[begin PROVIDED RECORDS]
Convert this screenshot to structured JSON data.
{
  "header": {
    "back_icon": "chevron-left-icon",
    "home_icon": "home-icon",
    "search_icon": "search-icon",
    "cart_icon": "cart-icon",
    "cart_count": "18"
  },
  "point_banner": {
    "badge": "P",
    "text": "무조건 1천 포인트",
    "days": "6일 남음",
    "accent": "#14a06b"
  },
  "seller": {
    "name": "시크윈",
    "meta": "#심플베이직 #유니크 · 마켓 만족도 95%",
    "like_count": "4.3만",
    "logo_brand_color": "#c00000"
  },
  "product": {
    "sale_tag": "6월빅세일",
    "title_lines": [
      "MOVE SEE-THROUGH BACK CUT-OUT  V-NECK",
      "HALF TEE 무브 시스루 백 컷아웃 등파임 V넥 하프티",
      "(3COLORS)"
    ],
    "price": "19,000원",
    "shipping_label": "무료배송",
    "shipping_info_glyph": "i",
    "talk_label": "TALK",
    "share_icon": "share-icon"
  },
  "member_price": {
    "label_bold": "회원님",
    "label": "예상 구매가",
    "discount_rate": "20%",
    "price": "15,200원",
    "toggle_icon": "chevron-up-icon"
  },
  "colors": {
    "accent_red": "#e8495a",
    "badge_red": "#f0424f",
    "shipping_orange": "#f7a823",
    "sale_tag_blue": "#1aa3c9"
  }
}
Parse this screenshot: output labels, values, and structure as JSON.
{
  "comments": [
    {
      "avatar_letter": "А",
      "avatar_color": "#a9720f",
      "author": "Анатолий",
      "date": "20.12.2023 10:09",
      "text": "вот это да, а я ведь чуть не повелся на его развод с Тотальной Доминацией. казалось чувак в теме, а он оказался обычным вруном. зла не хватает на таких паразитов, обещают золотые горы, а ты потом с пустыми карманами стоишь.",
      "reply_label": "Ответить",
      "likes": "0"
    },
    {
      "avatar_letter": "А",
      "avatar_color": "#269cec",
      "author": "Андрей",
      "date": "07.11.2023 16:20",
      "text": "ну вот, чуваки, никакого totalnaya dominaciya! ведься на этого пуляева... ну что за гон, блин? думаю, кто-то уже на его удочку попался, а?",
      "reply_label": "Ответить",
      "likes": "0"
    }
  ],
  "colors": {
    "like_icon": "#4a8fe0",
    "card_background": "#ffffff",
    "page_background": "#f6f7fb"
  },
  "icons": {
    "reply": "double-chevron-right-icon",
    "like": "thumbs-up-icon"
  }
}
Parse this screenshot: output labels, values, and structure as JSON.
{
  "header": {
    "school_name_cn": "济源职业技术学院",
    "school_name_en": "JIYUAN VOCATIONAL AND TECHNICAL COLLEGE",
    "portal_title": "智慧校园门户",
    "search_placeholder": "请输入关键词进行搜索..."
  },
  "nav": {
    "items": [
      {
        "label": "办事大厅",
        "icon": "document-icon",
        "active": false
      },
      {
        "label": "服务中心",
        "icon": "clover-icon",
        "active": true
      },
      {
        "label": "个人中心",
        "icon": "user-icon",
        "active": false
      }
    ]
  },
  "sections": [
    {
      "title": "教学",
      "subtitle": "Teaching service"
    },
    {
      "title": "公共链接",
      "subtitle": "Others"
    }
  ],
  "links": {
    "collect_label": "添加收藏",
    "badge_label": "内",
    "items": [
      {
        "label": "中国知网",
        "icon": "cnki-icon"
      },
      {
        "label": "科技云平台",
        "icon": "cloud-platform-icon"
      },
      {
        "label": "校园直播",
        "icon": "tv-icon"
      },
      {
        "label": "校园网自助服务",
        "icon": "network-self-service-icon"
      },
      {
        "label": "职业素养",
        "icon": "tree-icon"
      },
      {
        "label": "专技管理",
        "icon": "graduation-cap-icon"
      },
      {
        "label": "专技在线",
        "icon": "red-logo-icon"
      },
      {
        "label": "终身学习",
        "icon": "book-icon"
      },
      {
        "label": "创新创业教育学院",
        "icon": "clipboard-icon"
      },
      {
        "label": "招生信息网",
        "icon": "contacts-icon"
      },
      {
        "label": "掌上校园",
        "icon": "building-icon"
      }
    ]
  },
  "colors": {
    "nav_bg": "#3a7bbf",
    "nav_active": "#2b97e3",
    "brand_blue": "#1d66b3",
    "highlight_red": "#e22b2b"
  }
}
[end PROVIDED RECORDS]
[GIVEN INSTRUCTION] Locate and copy each line in the data above that includes the word "chevron".

[CORRECT RESPONSE]
    "back_icon": "chevron-left-icon",
    "toggle_icon": "chevron-up-icon"
    "reply": "double-chevron-right-icon",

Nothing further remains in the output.